==== RECORDS SUPPLIED ====

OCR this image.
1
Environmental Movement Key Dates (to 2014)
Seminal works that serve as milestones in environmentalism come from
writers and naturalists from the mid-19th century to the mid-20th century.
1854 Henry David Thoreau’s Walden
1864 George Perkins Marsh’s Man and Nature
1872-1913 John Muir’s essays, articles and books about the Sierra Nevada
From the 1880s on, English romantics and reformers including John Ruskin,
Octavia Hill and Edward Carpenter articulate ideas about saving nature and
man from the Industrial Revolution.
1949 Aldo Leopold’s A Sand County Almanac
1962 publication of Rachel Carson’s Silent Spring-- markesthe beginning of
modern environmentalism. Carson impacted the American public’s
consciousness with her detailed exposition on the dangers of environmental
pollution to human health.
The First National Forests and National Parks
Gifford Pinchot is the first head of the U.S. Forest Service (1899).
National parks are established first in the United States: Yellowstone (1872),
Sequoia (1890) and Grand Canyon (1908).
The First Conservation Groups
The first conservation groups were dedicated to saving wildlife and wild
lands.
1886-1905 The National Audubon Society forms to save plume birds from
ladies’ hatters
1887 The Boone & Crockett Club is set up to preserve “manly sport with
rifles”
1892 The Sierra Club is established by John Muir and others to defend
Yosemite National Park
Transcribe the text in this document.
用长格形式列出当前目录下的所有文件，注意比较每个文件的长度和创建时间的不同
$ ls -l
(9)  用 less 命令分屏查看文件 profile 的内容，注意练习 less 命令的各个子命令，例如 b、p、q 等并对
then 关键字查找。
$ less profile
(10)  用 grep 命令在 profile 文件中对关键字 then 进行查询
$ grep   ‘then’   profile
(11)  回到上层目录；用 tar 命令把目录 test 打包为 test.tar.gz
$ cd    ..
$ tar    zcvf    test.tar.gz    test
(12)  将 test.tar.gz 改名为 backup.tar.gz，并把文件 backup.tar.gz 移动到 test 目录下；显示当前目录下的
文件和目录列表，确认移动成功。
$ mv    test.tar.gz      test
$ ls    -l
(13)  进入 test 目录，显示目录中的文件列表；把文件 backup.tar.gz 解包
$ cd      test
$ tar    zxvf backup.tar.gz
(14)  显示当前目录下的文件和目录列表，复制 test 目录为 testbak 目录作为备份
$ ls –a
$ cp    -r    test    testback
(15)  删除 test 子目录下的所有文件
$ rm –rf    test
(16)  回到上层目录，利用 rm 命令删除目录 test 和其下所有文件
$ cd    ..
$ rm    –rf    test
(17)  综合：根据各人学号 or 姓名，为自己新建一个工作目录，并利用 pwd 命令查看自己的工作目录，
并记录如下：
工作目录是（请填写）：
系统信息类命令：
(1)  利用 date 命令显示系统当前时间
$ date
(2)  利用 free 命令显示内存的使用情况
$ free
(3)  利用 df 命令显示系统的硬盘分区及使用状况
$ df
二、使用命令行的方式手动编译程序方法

====

> TASK DETAILS
From the first line to the last, please quote the material above exactly.

> SOLUTION TO THE EXERCISE
OCR this image.
1
Environmental Movement Key Dates (to 2014)
Seminal works that serve as milestones in environmentalism come from
writers and naturalists from the mid-19th century to the mid-20th century.
1854 Henry David Thoreau’s Walden
1864 George Perkins Marsh’s Man and Nature
1872-1913 John Muir’s essays, articles and books about the Sierra Nevada
From the 1880s on, English romantics and reformers including John Ruskin,
Octavia Hill and Edward Carpenter articulate ideas about saving nature and
man from the Industrial Revolution.
1949 Aldo Leopold’s A Sand County Almanac
1962 publication of Rachel Carson’s Silent Spring-- markesthe beginning of
modern environmentalism. Carson impacted the American public’s
consciousness with her detailed exposition on the dangers of environmental
pollution to human health.
The First National Forests and National Parks
Gifford Pinchot is the first head of the U.S. Forest Service (1899).
National parks are established first in the United States: Yellowstone (1872),
Sequoia (1890) and Grand Canyon (1908).
The First Conservation Groups
The first conservation groups were dedicated to saving wildlife and wild
lands.
1886-1905 The National Audubon Society forms to save plume birds from
ladies’ hatters
1887 The Boone & Crockett Club is set up to preserve “manly sport with
rifles”
1892 The Sierra Club is established by John Muir and others to defend
Yosemite National Park
Transcribe the text in this document.
用长格形式列出当前目录下的所有文件，注意比较每个文件的长度和创建时间的不同
$ ls -l
(9)  用 less 命令分屏查看文件 profile 的内容，注意练习 less 命令的各个子命令，例如 b、p、q 等并对
then 关键字查找。
$ less profile
(10)  用 grep 命令在 profile 文件中对关键字 then 进行查询
$ grep   ‘then’   profile
(11)  回到上层目录；用 tar 命令把目录 test 打包为 test.tar.gz
$ cd    ..
$ tar    zcvf    test.tar.gz    test
(12)  将 test.tar.gz 改名为 backup.tar.gz，并把文件 backup.tar.gz 移动到 test 目录下；显示当前目录下的
文件和目录列表，确认移动成功。
$ mv    test.tar.gz      test
$ ls    -l
(13)  进入 test 目录，显示目录中的文件列表；把文件 backup.tar.gz 解包
$ cd      test
$ tar    zxvf backup.tar.gz
(14)  显示当前目录下的文件和目录列表，复制 test 目录为 testbak 目录作为备份
$ ls –a
$ cp    -r    test    testback
(15)  删除 test 子目录下的所有文件
$ rm –rf    test
(16)  回到上层目录，利用 rm 命令删除目录 test 和其下所有文件
$ cd    ..
$ rm    –rf    test
(17)  综合：根据各人学号 or 姓名，为自己新建一个工作目录，并利用 pwd 命令查看自己的工作目录，
并记录如下：
工作目录是（请填写）：
系统信息类命令：
(1)  利用 date 命令显示系统当前时间
$ date
(2)  利用 free 命令显示内存的使用情况
$ free
(3)  利用 df 命令显示系统的硬盘分区及使用状况
$ df
二、使用命令行的方式手动编译程序方法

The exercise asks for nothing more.